THE DATA:
=-=-=-=-=

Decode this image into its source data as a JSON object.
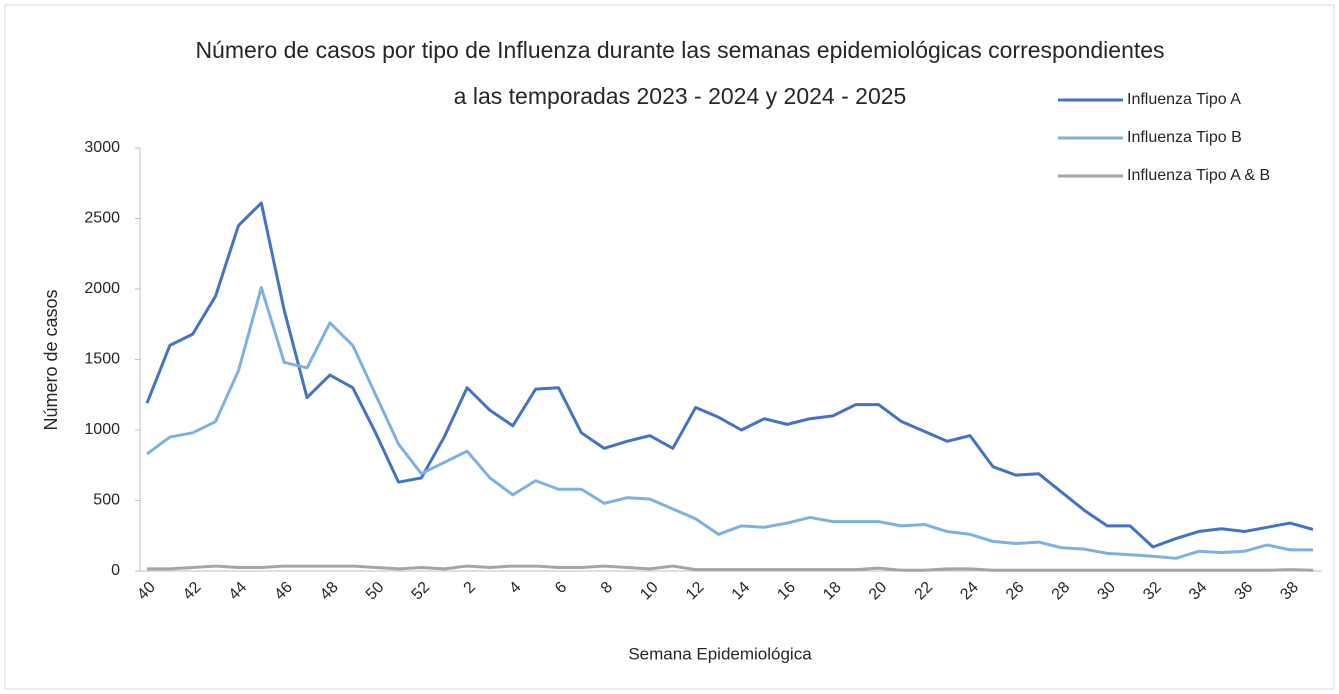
{
  "chart_data": {
    "type": "line",
    "title": [
      "Número de casos por tipo de Influenza durante las semanas epidemiológicas correspondientes",
      "a las temporadas 2023 - 2024 y 2024 - 2025"
    ],
    "x_label": "Semana Epidemiológica",
    "y_label": "Número de casos",
    "categories": [
      "40",
      null,
      "42",
      null,
      "44",
      null,
      "46",
      null,
      "48",
      null,
      "50",
      null,
      "52",
      null,
      "2",
      null,
      "4",
      null,
      "6",
      null,
      "8",
      null,
      "10",
      null,
      "12",
      null,
      "14",
      null,
      "16",
      null,
      "18",
      null,
      "20",
      null,
      "22",
      null,
      "24",
      null,
      "26",
      null,
      "28",
      null,
      "30",
      null,
      "32",
      null,
      "34",
      null,
      "36",
      null,
      "38",
      null
    ],
    "series": [
      {
        "name": "Influenza Tipo A",
        "color": "#4472c4",
        "values": [
          1190,
          1600,
          1680,
          1950,
          2450,
          2610,
          1850,
          1230,
          1390,
          1300,
          980,
          630,
          660,
          950,
          1300,
          1140,
          1030,
          1290,
          1300,
          980,
          870,
          920,
          960,
          870,
          1160,
          1090,
          1000,
          1080,
          1040,
          1080,
          1100,
          1180,
          1180,
          1060,
          990,
          920,
          960,
          740,
          680,
          690,
          560,
          430,
          320,
          320,
          170,
          230,
          280,
          300,
          280,
          310,
          340,
          295
        ]
      },
      {
        "name": "Influenza Tipo B",
        "color": "#7eb1e2",
        "values": [
          830,
          950,
          980,
          1060,
          1420,
          2010,
          1480,
          1440,
          1760,
          1600,
          1250,
          900,
          690,
          770,
          850,
          660,
          540,
          640,
          580,
          580,
          480,
          520,
          510,
          440,
          370,
          260,
          320,
          310,
          340,
          380,
          350,
          350,
          350,
          320,
          330,
          280,
          260,
          210,
          195,
          205,
          165,
          155,
          125,
          115,
          105,
          90,
          140,
          130,
          140,
          185,
          150,
          150
        ]
      },
      {
        "name": "Influenza Tipo A & B",
        "color": "#a5a5a5",
        "values": [
          15,
          15,
          25,
          35,
          25,
          25,
          35,
          35,
          35,
          35,
          25,
          15,
          25,
          15,
          35,
          25,
          35,
          35,
          25,
          25,
          35,
          25,
          15,
          35,
          10,
          10,
          10,
          10,
          10,
          10,
          10,
          10,
          20,
          5,
          5,
          15,
          15,
          5,
          5,
          5,
          5,
          5,
          5,
          5,
          5,
          5,
          5,
          5,
          5,
          5,
          10,
          5
        ]
      }
    ],
    "ylim": [
      0,
      3000
    ],
    "yticks": [
      0,
      500,
      1000,
      1500,
      2000,
      2500,
      3000
    ],
    "grid": false,
    "legend": "top-right"
  }
}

=-=-=-=-=

EXERCISE REQUIREMENTS: Reply with nothing except the number of lines in the listing above that include the string "casos".

ANSWER IN FULL: 2